### Instructions to follow
Retype the material verbatim, starting at the line containing "445, 432, 463]" and continuing through the final line of the material, with both of those lines included.

-- START OF Dataset rows --

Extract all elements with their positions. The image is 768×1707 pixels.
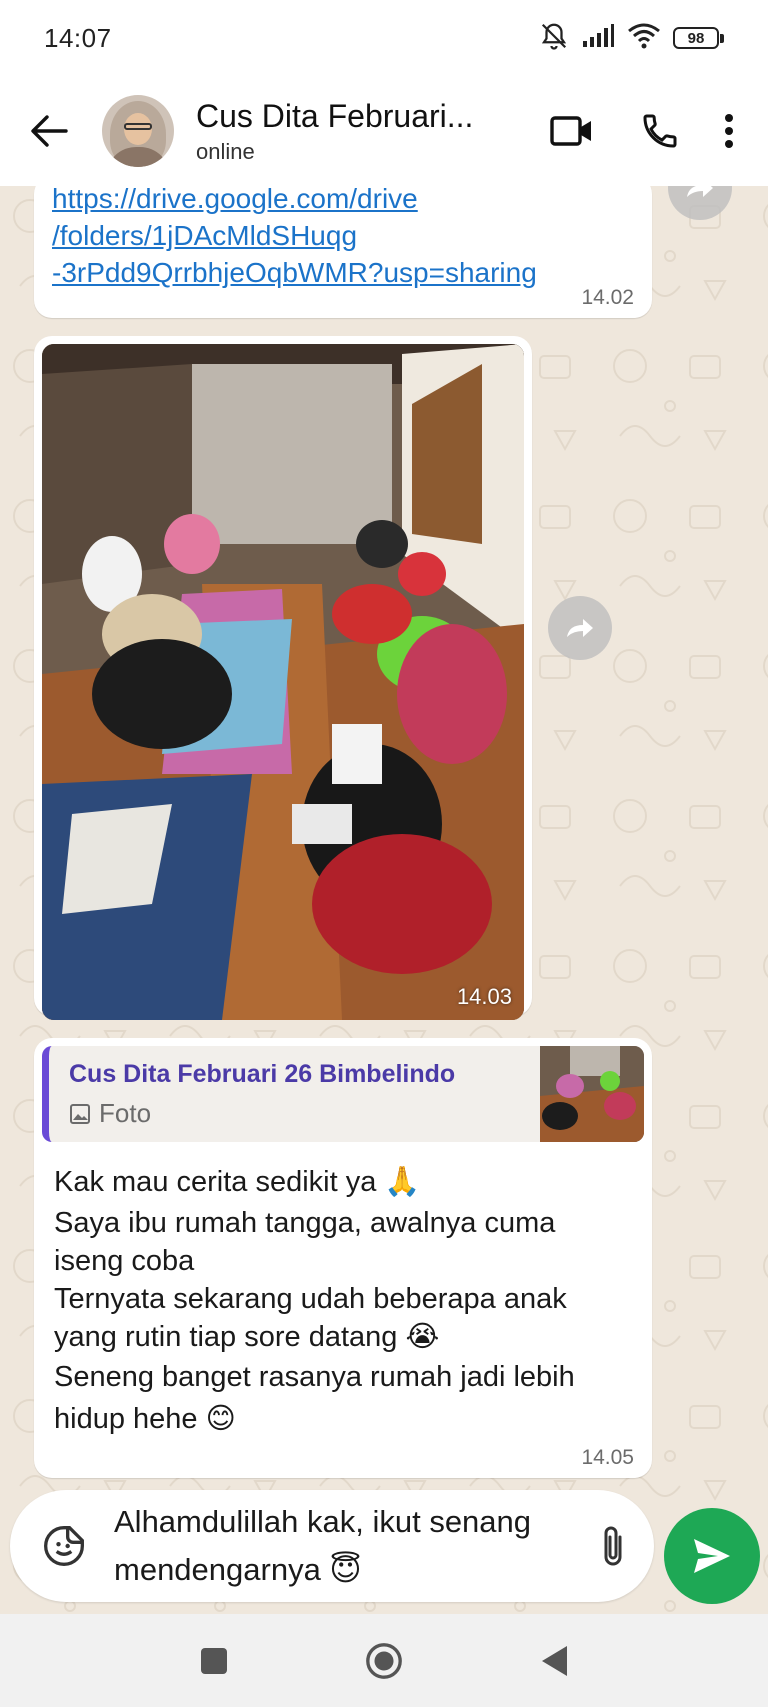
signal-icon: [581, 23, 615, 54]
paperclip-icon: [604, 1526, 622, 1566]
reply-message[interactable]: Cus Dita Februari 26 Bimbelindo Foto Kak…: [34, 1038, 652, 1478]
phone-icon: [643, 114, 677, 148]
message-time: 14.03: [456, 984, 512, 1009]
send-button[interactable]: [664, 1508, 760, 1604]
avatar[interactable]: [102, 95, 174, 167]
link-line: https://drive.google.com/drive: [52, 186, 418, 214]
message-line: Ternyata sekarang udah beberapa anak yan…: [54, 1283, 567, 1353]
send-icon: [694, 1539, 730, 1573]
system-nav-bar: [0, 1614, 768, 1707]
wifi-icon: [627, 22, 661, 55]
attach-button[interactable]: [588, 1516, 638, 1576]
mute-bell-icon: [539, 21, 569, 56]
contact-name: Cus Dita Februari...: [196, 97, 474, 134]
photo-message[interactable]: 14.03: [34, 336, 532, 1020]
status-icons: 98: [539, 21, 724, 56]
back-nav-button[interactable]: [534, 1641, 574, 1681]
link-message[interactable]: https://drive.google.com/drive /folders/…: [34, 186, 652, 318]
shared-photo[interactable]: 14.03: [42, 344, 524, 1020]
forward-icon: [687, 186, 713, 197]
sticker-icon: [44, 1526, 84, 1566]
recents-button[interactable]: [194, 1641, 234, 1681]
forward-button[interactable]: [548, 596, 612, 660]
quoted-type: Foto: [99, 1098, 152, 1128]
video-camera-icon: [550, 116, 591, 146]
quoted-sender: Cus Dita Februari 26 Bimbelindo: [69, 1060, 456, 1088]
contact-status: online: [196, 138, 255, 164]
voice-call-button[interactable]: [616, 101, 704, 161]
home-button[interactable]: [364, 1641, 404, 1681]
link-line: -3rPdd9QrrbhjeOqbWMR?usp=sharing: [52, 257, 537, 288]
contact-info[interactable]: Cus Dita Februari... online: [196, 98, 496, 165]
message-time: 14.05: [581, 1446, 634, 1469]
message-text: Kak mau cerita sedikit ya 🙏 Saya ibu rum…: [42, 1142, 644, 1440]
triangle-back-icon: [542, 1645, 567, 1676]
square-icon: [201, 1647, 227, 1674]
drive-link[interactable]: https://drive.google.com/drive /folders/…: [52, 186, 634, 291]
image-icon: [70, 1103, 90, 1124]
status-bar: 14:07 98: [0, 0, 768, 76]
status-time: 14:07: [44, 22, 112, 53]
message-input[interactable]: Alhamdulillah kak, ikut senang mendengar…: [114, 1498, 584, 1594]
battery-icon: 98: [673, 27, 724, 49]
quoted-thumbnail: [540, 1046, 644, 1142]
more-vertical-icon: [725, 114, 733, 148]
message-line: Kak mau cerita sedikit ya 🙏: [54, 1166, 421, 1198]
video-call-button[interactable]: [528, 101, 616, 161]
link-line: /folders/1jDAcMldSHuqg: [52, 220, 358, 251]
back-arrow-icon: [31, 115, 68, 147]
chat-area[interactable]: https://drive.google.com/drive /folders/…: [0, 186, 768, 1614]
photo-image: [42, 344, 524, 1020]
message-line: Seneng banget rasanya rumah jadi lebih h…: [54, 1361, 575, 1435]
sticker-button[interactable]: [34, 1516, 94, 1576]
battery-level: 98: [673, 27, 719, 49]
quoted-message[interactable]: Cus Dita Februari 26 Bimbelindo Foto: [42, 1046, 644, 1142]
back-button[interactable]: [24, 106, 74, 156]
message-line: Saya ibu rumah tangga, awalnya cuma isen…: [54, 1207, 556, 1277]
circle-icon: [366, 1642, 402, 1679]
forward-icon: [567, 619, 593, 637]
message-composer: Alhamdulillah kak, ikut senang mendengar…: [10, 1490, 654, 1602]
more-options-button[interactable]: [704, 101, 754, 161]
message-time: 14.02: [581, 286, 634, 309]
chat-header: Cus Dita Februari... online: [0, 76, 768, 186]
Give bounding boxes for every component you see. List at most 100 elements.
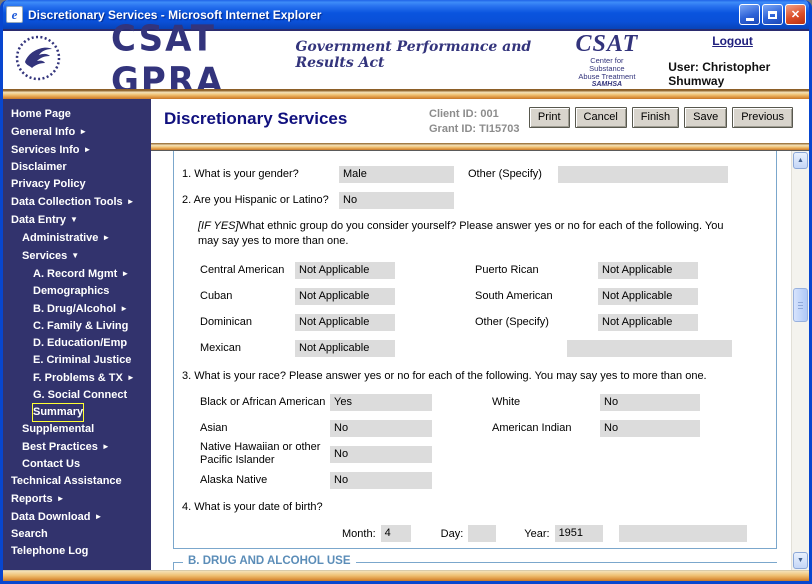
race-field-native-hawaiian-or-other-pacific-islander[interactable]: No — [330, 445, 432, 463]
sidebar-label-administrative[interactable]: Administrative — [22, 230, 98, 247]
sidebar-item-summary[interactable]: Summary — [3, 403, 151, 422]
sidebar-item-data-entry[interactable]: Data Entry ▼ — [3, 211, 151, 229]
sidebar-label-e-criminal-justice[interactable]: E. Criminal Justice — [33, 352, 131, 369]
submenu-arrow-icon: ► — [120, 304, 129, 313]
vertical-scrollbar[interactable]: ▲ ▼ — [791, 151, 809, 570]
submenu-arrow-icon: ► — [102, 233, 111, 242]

-- END OF Dataset rows --

### Result for this task
race-field-native-hawaiian-or-other-pacific-islander[interactable]: No — [330, 445, 432, 463]
sidebar-label-administrative[interactable]: Administrative — [22, 230, 98, 247]
sidebar-item-summary[interactable]: Summary — [3, 403, 151, 422]
sidebar-item-data-entry[interactable]: Data Entry ▼ — [3, 211, 151, 229]
sidebar-label-e-criminal-justice[interactable]: E. Criminal Justice — [33, 352, 131, 369]
submenu-arrow-icon: ► — [120, 304, 129, 313]
vertical-scrollbar[interactable]: ▲ ▼ — [791, 151, 809, 570]
submenu-arrow-icon: ► — [102, 233, 111, 242]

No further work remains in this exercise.